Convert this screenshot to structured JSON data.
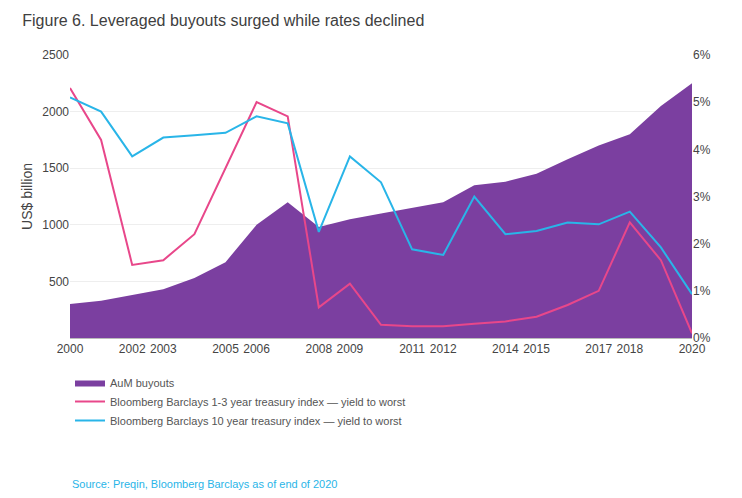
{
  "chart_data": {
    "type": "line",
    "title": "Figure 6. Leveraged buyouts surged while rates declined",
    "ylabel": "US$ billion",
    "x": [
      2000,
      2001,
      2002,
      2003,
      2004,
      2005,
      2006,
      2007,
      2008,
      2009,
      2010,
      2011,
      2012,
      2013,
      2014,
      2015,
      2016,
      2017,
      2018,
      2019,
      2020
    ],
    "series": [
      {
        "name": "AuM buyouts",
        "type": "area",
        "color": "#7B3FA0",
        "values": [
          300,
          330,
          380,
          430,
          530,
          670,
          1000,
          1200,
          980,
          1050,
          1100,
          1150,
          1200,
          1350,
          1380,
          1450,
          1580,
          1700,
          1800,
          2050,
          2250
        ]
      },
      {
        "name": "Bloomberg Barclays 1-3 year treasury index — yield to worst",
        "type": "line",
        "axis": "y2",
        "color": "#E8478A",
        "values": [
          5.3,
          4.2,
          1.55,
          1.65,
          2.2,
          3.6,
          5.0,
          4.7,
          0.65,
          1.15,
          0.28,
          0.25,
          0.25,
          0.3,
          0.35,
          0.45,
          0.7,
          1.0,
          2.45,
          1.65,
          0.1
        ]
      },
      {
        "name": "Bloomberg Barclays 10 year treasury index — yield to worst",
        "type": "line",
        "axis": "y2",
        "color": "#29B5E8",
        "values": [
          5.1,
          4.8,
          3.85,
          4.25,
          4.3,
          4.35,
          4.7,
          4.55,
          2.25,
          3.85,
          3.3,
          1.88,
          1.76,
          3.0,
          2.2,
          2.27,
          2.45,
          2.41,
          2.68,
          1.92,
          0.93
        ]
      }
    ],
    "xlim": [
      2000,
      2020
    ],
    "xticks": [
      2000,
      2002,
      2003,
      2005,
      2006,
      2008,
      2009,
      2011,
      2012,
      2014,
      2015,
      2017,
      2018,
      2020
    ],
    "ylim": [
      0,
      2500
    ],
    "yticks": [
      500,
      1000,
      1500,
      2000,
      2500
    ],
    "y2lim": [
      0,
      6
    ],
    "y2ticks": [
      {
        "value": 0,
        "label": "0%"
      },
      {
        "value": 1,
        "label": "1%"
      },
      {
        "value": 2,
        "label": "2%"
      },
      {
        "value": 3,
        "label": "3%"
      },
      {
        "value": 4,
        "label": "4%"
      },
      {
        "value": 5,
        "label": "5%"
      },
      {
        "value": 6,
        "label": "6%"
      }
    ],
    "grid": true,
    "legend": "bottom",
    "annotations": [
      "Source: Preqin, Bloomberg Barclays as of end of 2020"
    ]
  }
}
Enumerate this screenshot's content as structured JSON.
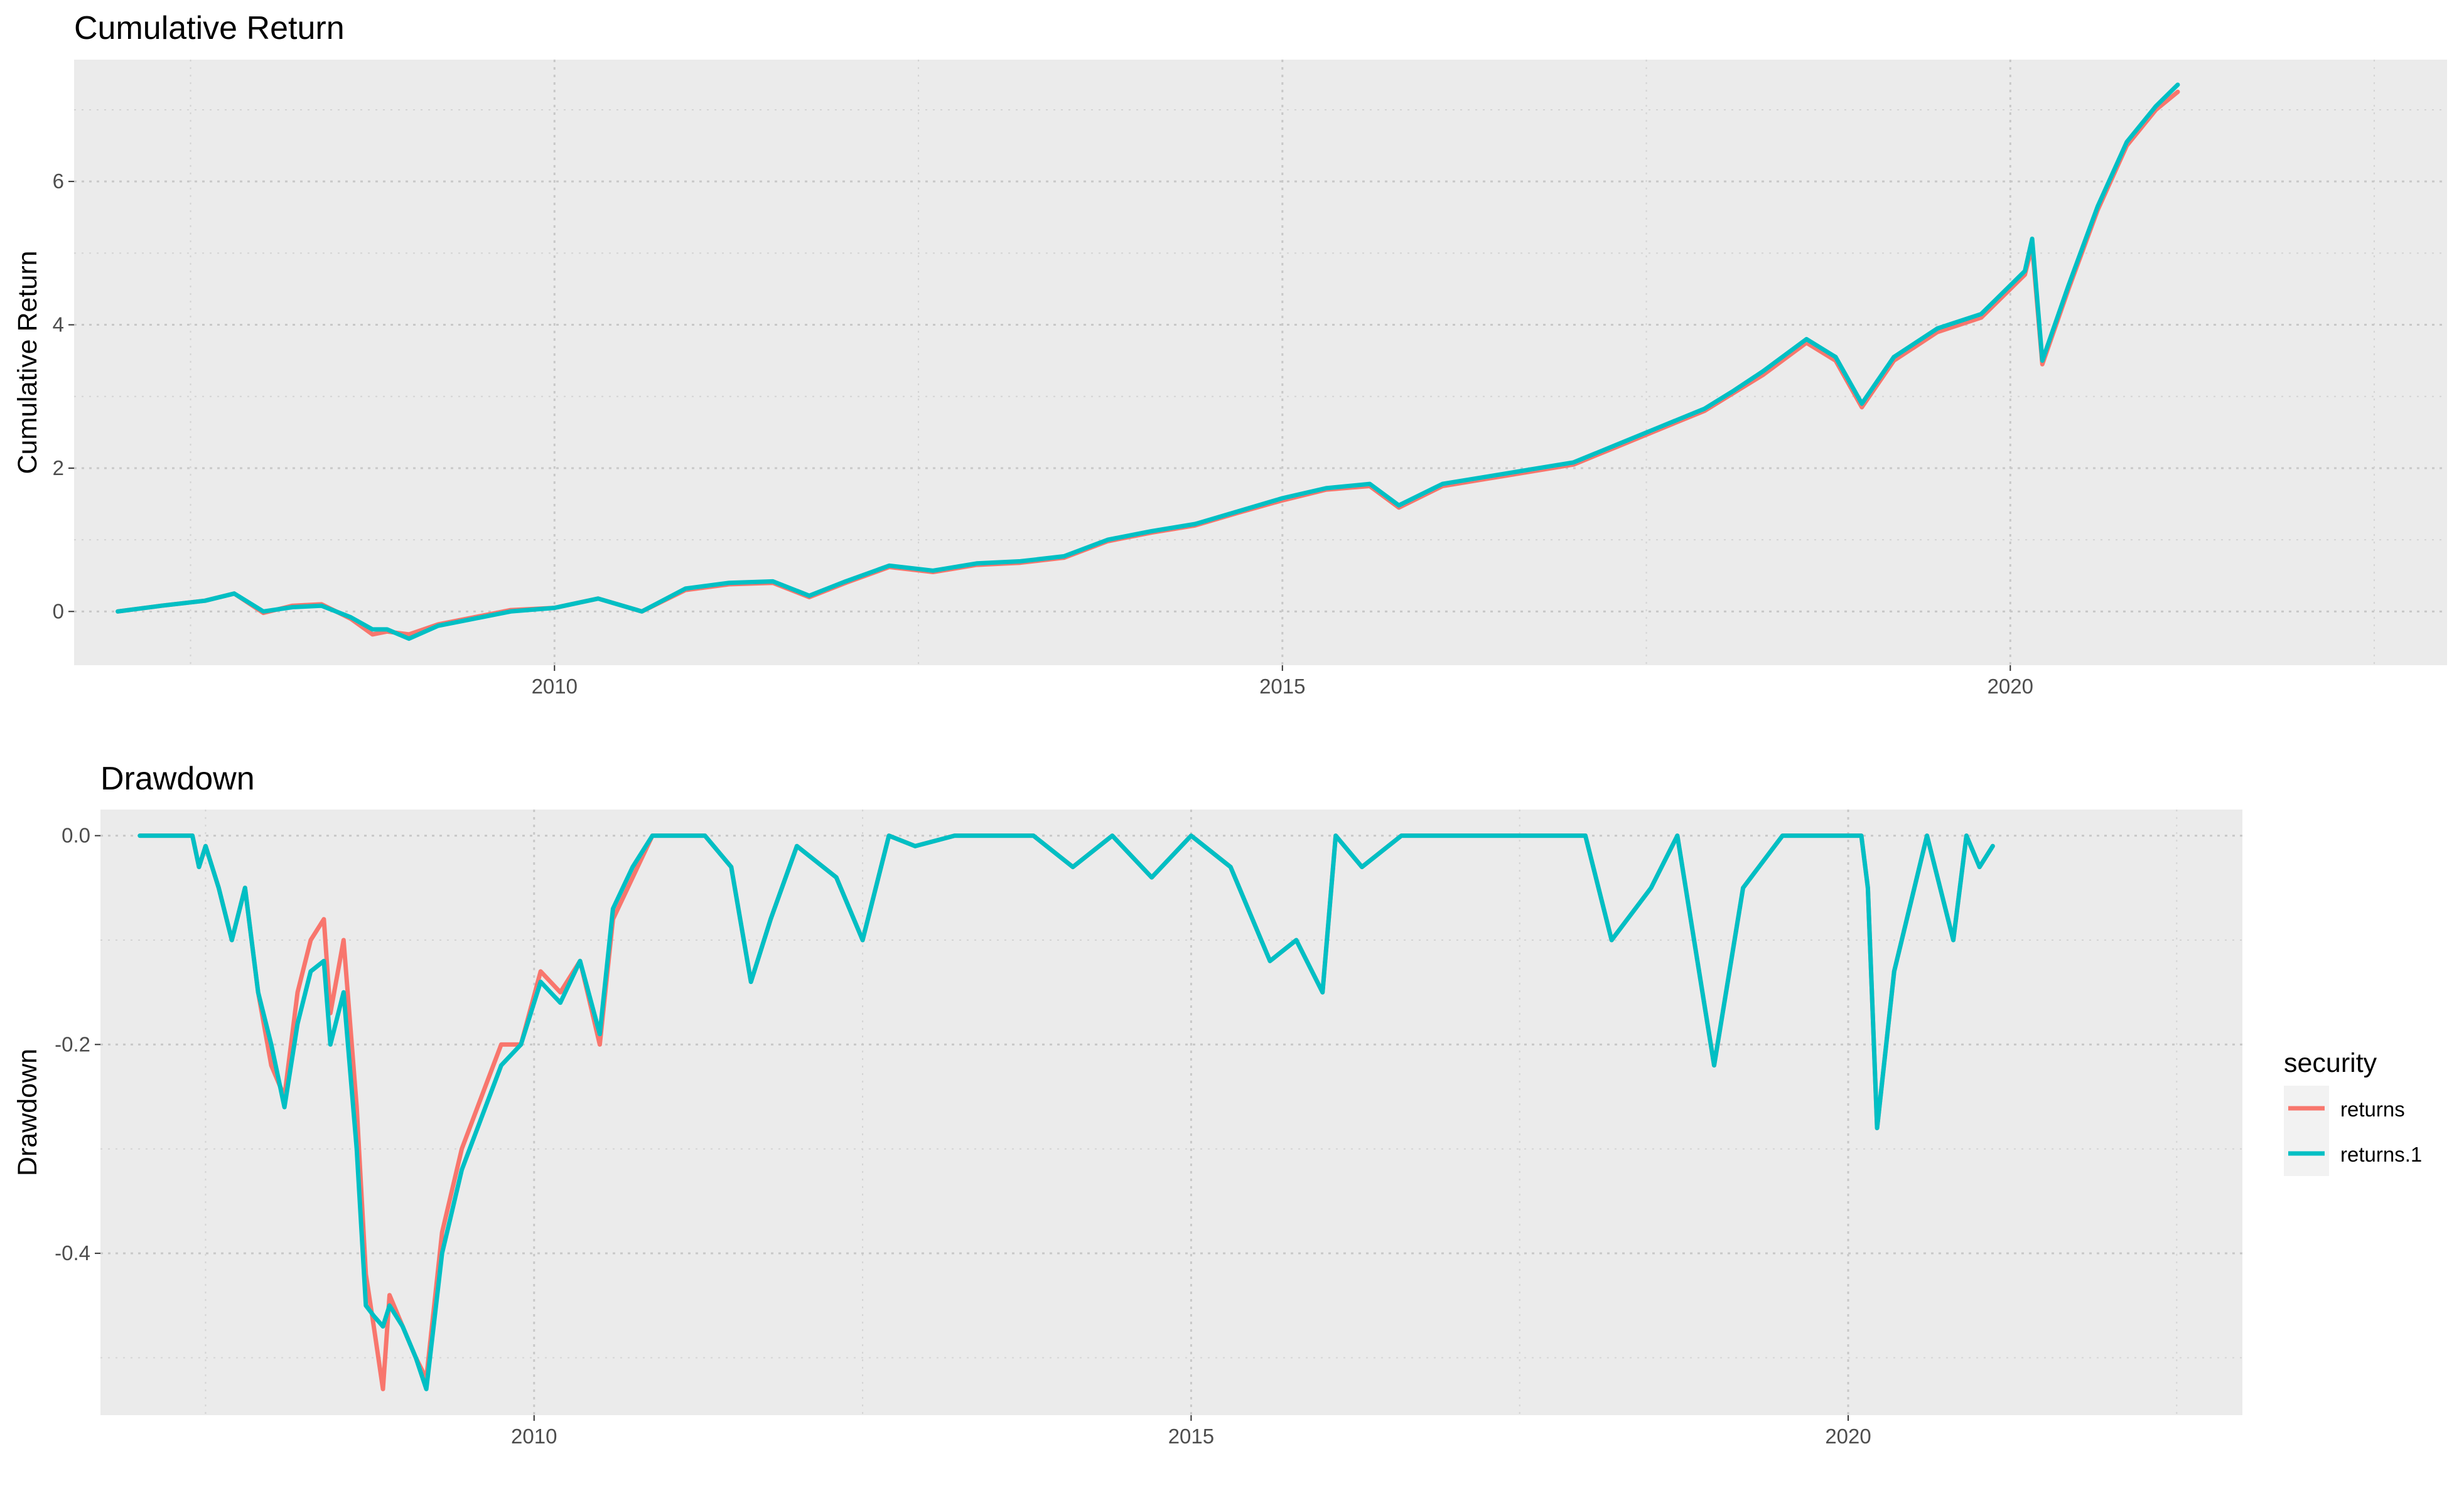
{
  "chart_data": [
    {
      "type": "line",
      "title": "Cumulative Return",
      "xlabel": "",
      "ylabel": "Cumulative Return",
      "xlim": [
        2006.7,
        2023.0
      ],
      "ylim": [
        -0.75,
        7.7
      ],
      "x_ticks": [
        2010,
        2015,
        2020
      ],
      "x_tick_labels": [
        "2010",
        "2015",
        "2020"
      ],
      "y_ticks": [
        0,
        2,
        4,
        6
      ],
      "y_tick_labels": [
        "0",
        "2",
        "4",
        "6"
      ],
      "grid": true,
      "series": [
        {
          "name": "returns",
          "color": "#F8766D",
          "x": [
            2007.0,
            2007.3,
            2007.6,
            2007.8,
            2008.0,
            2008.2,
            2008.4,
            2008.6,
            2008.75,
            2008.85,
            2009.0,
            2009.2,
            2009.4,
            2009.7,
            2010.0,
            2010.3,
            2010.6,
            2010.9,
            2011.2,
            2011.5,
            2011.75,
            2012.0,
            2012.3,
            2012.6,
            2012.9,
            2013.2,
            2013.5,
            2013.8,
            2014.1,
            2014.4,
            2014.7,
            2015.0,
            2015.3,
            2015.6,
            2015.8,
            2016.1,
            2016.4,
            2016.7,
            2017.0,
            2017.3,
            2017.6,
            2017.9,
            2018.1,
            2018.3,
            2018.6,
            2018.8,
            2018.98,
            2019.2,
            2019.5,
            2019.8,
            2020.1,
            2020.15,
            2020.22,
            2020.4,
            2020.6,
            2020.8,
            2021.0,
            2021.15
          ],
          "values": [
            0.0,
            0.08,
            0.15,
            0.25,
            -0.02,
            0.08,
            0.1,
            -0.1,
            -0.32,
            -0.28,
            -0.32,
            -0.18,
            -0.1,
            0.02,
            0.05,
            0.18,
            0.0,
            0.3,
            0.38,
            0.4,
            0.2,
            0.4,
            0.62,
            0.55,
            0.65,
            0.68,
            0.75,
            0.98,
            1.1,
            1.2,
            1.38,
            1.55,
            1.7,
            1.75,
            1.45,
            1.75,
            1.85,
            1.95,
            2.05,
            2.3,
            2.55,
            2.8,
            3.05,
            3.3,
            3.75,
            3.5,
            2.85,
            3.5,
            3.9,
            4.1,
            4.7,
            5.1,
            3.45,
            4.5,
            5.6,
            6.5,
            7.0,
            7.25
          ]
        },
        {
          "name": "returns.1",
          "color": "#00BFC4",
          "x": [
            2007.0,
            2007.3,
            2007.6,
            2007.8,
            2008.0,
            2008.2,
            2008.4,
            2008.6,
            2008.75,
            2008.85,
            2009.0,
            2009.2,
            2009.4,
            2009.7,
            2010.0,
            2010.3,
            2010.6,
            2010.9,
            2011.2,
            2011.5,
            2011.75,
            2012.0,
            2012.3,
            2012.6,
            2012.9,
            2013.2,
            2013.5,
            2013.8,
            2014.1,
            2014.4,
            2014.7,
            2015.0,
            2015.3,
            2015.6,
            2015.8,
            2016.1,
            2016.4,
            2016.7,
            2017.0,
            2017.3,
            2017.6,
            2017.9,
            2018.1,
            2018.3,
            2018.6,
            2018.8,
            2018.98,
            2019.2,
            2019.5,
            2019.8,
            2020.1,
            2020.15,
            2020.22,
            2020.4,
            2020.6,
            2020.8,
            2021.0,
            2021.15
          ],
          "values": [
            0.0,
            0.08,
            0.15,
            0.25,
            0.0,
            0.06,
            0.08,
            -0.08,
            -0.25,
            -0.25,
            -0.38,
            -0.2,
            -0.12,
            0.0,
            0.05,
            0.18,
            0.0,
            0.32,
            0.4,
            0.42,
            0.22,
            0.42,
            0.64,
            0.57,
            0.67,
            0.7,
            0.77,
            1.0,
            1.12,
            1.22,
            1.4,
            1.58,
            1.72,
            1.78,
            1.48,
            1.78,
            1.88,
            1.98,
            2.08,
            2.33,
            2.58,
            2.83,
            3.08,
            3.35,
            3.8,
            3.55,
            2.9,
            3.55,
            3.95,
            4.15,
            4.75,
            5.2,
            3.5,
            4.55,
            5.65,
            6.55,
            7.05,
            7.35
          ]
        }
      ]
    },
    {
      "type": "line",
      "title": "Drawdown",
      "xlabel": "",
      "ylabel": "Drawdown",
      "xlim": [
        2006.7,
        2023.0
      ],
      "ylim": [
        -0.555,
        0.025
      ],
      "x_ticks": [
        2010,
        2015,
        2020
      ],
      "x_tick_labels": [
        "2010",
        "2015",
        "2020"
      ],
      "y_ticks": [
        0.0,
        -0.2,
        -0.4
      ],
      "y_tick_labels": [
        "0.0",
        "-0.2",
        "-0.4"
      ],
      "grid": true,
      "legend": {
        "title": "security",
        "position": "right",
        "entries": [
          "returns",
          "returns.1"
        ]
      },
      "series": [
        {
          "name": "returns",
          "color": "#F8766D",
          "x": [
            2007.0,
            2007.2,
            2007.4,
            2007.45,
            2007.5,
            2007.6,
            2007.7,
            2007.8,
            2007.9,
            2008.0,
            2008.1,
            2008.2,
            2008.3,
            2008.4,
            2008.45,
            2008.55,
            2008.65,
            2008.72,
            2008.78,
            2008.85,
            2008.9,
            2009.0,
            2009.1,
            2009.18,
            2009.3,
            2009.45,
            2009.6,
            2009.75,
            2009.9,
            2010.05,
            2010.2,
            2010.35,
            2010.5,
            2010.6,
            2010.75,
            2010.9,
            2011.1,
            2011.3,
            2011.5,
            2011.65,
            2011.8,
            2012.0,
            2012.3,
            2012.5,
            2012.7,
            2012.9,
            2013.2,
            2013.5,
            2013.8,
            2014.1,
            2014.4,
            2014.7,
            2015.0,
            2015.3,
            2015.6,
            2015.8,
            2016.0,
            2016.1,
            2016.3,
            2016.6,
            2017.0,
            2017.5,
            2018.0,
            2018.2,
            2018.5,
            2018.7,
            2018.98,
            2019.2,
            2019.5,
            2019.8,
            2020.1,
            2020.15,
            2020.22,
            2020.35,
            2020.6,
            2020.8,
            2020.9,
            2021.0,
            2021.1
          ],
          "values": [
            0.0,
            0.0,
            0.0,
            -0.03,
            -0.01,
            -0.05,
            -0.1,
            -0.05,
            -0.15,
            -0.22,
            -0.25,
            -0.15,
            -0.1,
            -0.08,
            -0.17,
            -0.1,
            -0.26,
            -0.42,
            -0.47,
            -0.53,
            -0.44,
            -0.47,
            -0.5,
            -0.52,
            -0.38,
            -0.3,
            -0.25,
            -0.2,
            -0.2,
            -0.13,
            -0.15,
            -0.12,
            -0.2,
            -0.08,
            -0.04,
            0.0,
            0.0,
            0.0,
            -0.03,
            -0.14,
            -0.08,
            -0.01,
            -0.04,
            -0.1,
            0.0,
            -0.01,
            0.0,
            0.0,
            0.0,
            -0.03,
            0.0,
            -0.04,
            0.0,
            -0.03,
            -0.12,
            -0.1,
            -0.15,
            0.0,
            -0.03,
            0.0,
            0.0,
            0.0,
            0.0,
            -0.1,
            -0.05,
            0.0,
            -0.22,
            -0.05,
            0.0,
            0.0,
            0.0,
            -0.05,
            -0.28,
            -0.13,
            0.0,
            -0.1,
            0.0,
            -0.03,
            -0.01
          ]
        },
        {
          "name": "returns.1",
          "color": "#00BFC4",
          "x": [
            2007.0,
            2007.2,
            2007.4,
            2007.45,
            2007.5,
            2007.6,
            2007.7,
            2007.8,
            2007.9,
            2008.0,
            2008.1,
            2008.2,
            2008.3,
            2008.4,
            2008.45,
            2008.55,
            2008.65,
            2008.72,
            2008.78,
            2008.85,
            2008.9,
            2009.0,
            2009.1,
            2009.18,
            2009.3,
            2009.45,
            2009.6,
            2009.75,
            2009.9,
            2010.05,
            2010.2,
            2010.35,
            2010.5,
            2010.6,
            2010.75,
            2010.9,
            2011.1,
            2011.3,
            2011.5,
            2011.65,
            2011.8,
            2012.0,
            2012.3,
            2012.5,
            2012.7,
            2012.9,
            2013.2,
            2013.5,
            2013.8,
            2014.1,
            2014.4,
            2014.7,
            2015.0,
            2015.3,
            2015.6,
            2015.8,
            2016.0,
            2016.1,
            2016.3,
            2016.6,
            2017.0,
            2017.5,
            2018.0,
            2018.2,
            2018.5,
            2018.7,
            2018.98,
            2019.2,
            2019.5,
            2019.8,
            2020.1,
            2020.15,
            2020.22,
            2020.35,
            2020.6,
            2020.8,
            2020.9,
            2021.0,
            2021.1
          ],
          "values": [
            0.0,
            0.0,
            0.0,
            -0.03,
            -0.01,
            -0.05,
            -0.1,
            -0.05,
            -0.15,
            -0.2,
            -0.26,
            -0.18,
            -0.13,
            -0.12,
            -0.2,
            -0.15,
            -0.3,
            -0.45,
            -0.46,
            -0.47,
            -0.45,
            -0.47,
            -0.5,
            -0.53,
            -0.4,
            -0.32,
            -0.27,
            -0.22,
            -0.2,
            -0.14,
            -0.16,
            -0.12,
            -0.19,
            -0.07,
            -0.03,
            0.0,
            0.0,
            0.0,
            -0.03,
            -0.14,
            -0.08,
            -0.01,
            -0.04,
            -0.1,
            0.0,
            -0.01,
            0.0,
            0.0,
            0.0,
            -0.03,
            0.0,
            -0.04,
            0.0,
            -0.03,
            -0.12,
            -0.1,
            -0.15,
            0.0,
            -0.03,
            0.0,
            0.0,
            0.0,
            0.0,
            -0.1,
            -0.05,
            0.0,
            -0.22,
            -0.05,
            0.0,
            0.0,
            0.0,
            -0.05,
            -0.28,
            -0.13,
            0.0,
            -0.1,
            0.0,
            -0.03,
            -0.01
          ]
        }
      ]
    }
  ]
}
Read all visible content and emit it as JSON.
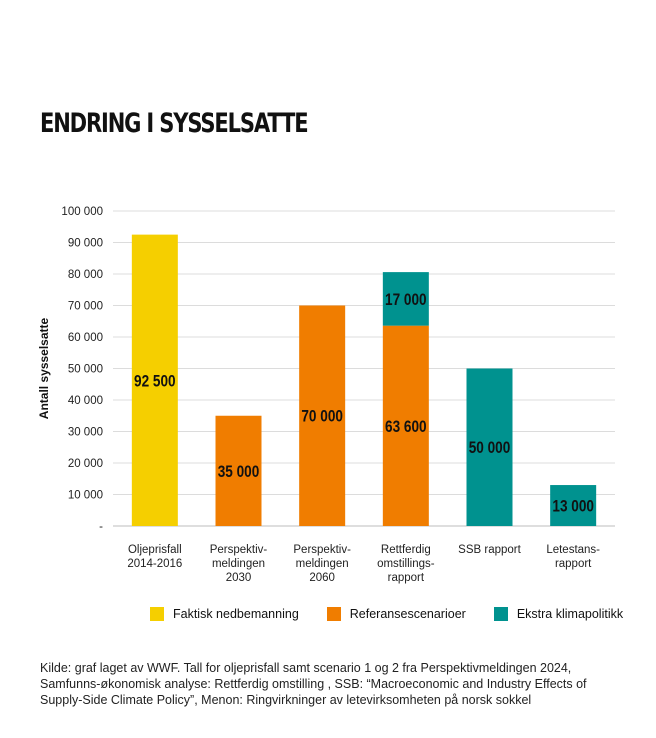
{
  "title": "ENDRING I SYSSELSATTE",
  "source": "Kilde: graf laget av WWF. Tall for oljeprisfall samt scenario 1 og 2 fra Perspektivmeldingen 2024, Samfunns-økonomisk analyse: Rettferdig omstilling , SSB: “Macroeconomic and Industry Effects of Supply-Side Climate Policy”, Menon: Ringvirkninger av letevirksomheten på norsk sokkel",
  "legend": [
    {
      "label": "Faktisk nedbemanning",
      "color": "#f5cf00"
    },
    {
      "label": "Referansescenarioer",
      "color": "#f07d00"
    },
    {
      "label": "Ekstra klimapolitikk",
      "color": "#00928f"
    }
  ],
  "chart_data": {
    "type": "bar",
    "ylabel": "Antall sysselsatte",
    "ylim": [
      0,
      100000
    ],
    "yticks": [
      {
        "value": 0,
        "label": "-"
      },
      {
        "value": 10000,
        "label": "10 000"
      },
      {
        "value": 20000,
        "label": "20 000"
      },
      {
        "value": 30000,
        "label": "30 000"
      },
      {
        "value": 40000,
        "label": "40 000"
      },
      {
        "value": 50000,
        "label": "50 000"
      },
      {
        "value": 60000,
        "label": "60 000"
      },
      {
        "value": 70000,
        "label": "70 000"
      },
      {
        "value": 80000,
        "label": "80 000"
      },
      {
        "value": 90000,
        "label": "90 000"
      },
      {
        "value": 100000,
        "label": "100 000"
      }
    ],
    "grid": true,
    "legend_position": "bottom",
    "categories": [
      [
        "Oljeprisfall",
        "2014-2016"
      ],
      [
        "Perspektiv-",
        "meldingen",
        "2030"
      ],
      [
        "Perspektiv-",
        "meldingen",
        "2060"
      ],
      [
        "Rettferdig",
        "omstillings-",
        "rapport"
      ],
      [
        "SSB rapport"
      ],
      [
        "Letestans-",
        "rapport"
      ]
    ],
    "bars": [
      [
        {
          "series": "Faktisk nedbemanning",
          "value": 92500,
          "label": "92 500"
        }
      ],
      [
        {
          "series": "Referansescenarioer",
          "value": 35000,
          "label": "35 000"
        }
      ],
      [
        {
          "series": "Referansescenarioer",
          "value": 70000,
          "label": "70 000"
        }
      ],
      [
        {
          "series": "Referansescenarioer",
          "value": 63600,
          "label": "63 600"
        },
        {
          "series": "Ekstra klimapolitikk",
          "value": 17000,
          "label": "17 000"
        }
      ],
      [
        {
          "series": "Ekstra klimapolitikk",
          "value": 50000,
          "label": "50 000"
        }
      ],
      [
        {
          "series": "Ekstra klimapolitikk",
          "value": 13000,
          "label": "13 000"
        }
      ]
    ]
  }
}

▶ [REQUIREMENT] Filter the listing above for the string "name" and copy every matching line.

▶ [FULL RESPONSE]
        "name": "AuM buyouts",
        "name": "Bloomberg Barclays 1-3 year treasury index — yield to worst",
        "name": "Bloomberg Barclays 10 year treasury index — yield to worst",
          "name": "returns",
          "name": "returns.1",
          "name": "returns",
          "name": "returns.1",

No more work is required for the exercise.